Written exercise: Every line of the material is to be quoted verbatim, minus the pictures.

Data entries:
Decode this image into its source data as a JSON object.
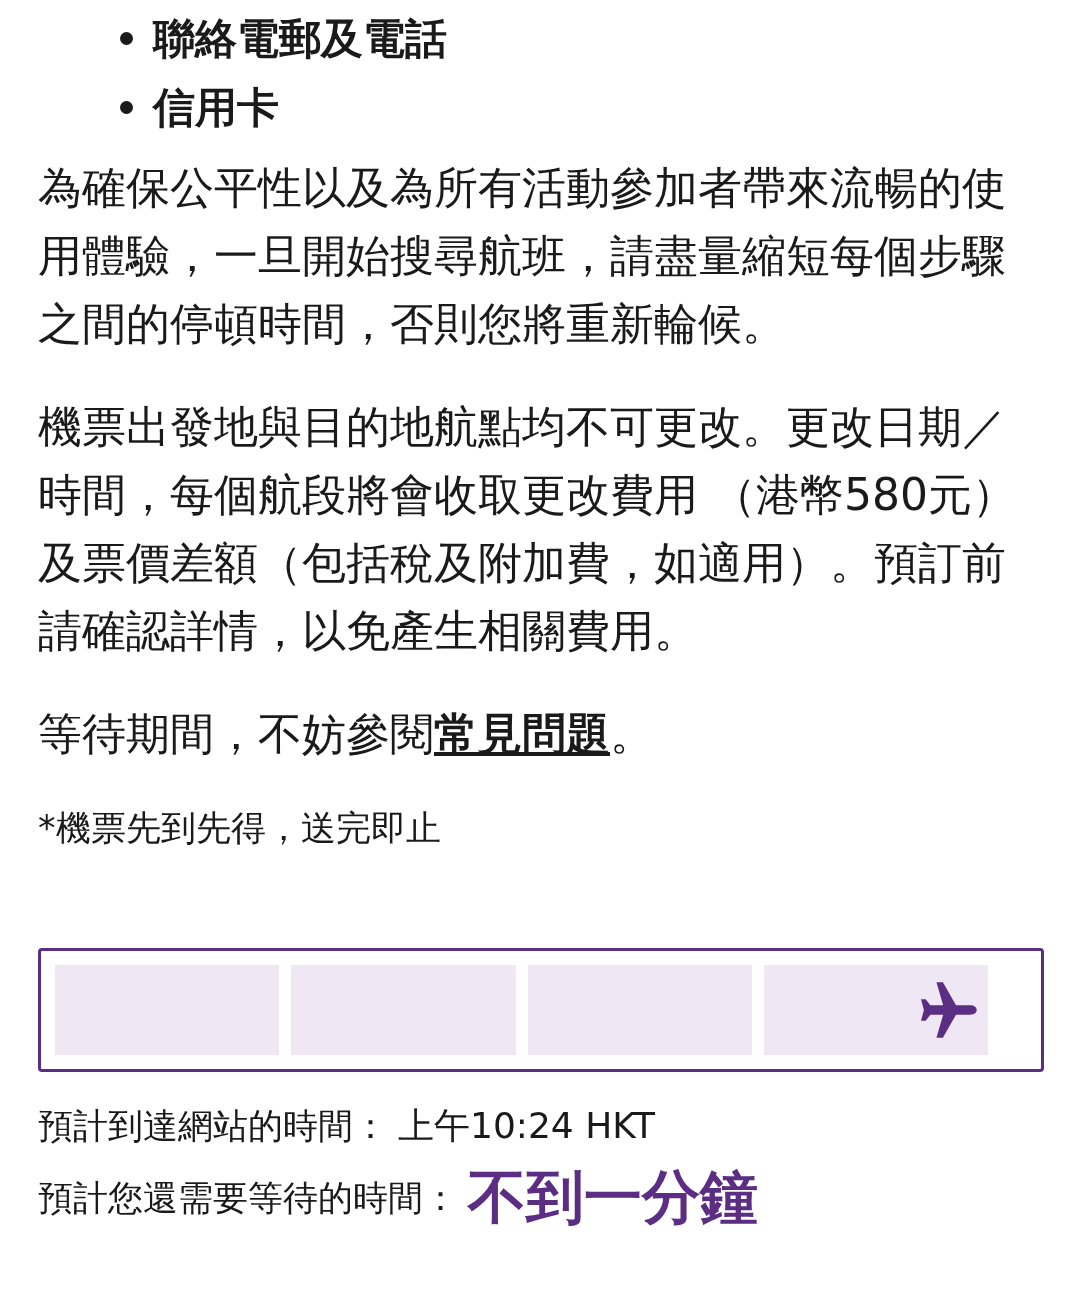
{
  "requirements": [
    "聯絡電郵及電話",
    "信用卡"
  ],
  "paragraphs": [
    "為確保公平性以及為所有活動參加者帶來流暢的使用體驗，一旦開始搜尋航班，請盡量縮短每個步驟之間的停頓時間，否則您將重新輪候。",
    "機票出發地與目的地航點均不可更改。更改日期／時間，每個航段將會收取更改費用 （港幣580元）及票價差額（包括稅及附加費，如適用）。預訂前請確認詳情，以免產生相關費用。"
  ],
  "faq_note": {
    "before": "等待期間，不妨參閱",
    "link": "常見問題",
    "after": "。"
  },
  "footnote": "*機票先到先得，送完即止",
  "arrival": {
    "label": "預計到達網站的時間：",
    "value": "上午10:24 HKT"
  },
  "wait": {
    "label": "預計您還需要等待的時間：",
    "value": "不到一分鐘"
  }
}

In response:
Decode this image into its source data as a JSON object.
{
  "requirements": [
    "聯絡電郵及電話",
    "信用卡"
  ],
  "paragraphs": [
    "為確保公平性以及為所有活動參加者帶來流暢的使用體驗，一旦開始搜尋航班，請盡量縮短每個步驟之間的停頓時間，否則您將重新輪候。",
    "機票出發地與目的地航點均不可更改。更改日期／時間，每個航段將會收取更改費用 （港幣580元）及票價差額（包括稅及附加費，如適用）。預訂前請確認詳情，以免產生相關費用。"
  ],
  "faq_note": {
    "before": "等待期間，不妨參閱",
    "link": "常見問題",
    "after": "。"
  },
  "footnote": "*機票先到先得，送完即止",
  "arrival": {
    "label": "預計到達網站的時間：",
    "value": "上午10:24 HKT"
  },
  "wait": {
    "label": "預計您還需要等待的時間：",
    "value": "不到一分鐘"
  }
}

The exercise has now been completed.